-- WHAT TO WORK ON --
Exactly the lines from the one containing "Read this page and output its text content." through the end of the data below are to be reproduced, and nothing besides them.

[Records from a collection]
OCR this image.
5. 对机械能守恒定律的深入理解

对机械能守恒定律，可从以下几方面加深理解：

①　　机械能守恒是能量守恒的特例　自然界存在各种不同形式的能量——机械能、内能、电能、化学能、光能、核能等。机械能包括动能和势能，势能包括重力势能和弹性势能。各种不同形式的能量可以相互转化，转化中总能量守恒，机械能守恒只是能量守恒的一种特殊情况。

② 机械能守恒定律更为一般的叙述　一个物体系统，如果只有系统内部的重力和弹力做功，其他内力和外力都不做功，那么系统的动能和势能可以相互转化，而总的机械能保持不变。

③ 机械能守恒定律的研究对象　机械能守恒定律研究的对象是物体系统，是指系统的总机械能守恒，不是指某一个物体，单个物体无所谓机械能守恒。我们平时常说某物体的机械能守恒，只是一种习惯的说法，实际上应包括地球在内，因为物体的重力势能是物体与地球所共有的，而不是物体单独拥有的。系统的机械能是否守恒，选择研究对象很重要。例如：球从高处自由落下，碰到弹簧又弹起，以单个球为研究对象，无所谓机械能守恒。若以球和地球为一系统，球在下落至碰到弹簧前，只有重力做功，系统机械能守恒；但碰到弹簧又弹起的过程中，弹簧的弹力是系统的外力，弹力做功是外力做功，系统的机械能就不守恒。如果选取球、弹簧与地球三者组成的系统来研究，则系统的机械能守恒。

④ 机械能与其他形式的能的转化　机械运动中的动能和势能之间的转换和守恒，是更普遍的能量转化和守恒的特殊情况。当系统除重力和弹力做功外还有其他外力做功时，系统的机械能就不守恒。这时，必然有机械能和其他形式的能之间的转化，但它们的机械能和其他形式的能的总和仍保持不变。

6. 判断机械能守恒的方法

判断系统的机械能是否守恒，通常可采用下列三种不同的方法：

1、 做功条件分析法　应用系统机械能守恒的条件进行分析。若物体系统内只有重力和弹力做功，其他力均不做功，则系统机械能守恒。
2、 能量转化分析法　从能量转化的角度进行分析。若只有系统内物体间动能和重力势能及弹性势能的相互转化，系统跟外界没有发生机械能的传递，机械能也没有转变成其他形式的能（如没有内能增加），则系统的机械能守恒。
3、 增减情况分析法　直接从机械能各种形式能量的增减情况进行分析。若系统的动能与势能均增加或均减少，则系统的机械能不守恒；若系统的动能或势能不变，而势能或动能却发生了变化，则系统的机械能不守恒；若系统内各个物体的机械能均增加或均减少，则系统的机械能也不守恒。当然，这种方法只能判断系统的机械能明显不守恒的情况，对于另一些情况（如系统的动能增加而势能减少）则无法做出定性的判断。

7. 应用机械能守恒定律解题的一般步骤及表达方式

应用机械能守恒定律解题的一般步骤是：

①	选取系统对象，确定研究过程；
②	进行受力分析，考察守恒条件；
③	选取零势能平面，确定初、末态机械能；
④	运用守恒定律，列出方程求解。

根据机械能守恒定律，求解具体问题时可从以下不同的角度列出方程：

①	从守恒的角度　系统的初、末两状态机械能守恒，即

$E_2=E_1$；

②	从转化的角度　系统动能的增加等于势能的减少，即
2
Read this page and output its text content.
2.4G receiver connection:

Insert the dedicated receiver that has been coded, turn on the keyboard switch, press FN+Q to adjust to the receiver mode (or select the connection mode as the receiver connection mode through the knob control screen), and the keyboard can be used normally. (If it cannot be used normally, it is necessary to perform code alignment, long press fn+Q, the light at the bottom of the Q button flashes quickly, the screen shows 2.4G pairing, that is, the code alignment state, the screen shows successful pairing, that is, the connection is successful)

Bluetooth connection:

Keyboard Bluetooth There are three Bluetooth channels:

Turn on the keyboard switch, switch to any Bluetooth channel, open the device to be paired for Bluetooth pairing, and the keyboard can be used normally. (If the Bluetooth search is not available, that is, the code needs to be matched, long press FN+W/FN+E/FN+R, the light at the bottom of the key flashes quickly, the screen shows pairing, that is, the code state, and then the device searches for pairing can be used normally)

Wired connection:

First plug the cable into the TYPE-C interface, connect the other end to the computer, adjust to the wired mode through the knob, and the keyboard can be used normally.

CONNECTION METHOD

-- WRITTEN REPLY --
Read this page and output its text content.
2.4G receiver connection:

Insert the dedicated receiver that has been coded, turn on the keyboard switch, press FN+Q to adjust to the receiver mode (or select the connection mode as the receiver connection mode through the knob control screen), and the keyboard can be used normally. (If it cannot be used normally, it is necessary to perform code alignment, long press fn+Q, the light at the bottom of the Q button flashes quickly, the screen shows 2.4G pairing, that is, the code alignment state, the screen shows successful pairing, that is, the connection is successful)

Bluetooth connection:

Keyboard Bluetooth There are three Bluetooth channels:

Turn on the keyboard switch, switch to any Bluetooth channel, open the device to be paired for Bluetooth pairing, and the keyboard can be used normally. (If the Bluetooth search is not available, that is, the code needs to be matched, long press FN+W/FN+E/FN+R, the light at the bottom of the key flashes quickly, the screen shows pairing, that is, the code state, and then the device searches for pairing can be used normally)

Wired connection:

First plug the cable into the TYPE-C interface, connect the other end to the computer, adjust to the wired mode through the knob, and the keyboard can be used normally.

CONNECTION METHOD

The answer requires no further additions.